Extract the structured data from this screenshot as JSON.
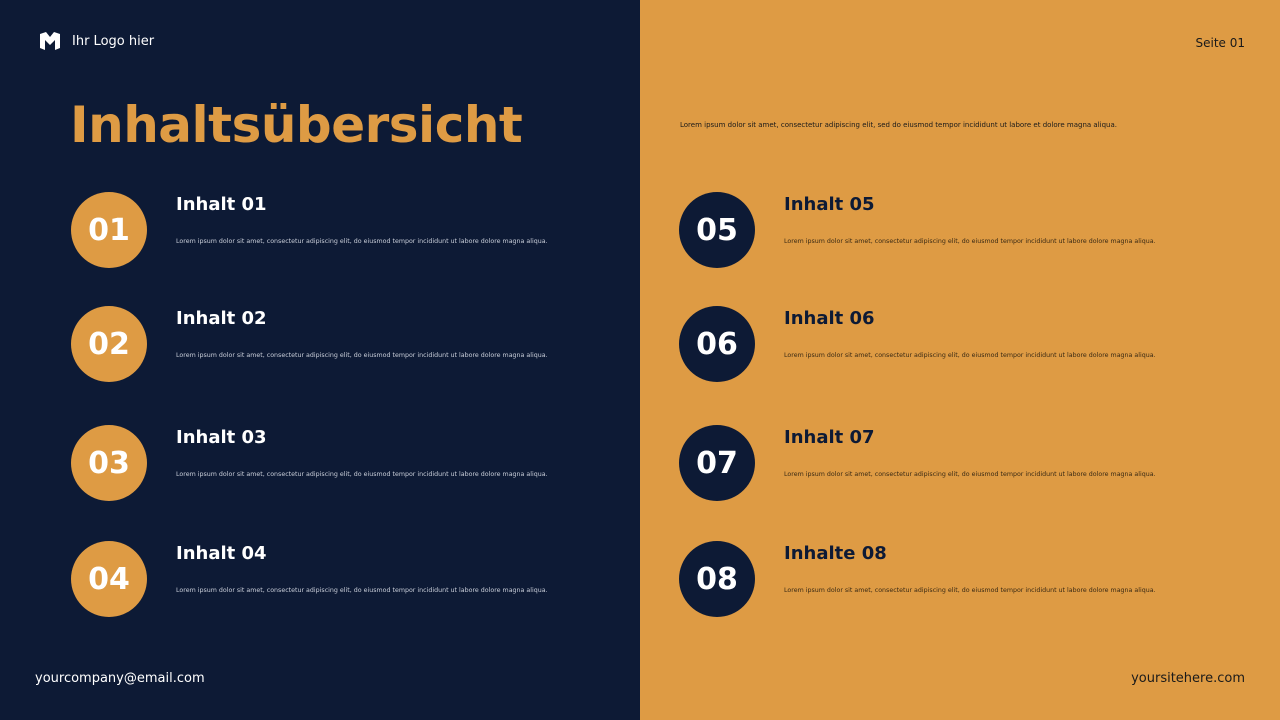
{
  "header": {
    "logo_text": "Ihr Logo hier",
    "page_label": "Seite 01"
  },
  "title": "Inhaltsübersicht",
  "intro": "Lorem ipsum dolor sit amet, consectetur adipiscing elit, sed do eiusmod tempor incididunt ut labore et dolore magna aliqua.",
  "items": [
    {
      "num": "01",
      "title": "Inhalt 01",
      "desc": "Lorem ipsum dolor sit amet, consectetur adipiscing elit, do eiusmod tempor incididunt ut labore dolore magna aliqua."
    },
    {
      "num": "02",
      "title": "Inhalt 02",
      "desc": "Lorem ipsum dolor sit amet, consectetur adipiscing elit, do eiusmod tempor incididunt ut labore dolore magna aliqua."
    },
    {
      "num": "03",
      "title": "Inhalt 03",
      "desc": "Lorem ipsum dolor sit amet, consectetur adipiscing elit, do eiusmod tempor incididunt ut labore dolore magna aliqua."
    },
    {
      "num": "04",
      "title": "Inhalt 04",
      "desc": "Lorem ipsum dolor sit amet, consectetur adipiscing elit, do eiusmod tempor incididunt ut labore dolore magna aliqua."
    },
    {
      "num": "05",
      "title": "Inhalt 05",
      "desc": "Lorem ipsum dolor sit amet, consectetur adipiscing elit, do eiusmod tempor incididunt ut labore dolore magna aliqua."
    },
    {
      "num": "06",
      "title": "Inhalt 06",
      "desc": "Lorem ipsum dolor sit amet, consectetur adipiscing elit, do eiusmod tempor incididunt ut labore dolore magna aliqua."
    },
    {
      "num": "07",
      "title": "Inhalt 07",
      "desc": "Lorem ipsum dolor sit amet, consectetur adipiscing elit, do eiusmod tempor incididunt ut labore dolore magna aliqua."
    },
    {
      "num": "08",
      "title": "Inhalte 08",
      "desc": "Lorem ipsum dolor sit amet, consectetur adipiscing elit, do eiusmod tempor incididunt ut labore dolore magna aliqua."
    }
  ],
  "footer": {
    "email": "yourcompany@email.com",
    "website": "yoursitehere.com"
  },
  "colors": {
    "navy": "#0d1a35",
    "orange": "#de9b44"
  }
}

◆ Task directions
Identify every line above with the string "title" in it. Copy those lines.

◆ Task answer
  "title": "Inhaltsübersicht",
      "title": "Inhalt 01",
      "title": "Inhalt 02",
      "title": "Inhalt 03",
      "title": "Inhalt 04",
      "title": "Inhalt 05",
      "title": "Inhalt 06",
      "title": "Inhalt 07",
      "title": "Inhalte 08",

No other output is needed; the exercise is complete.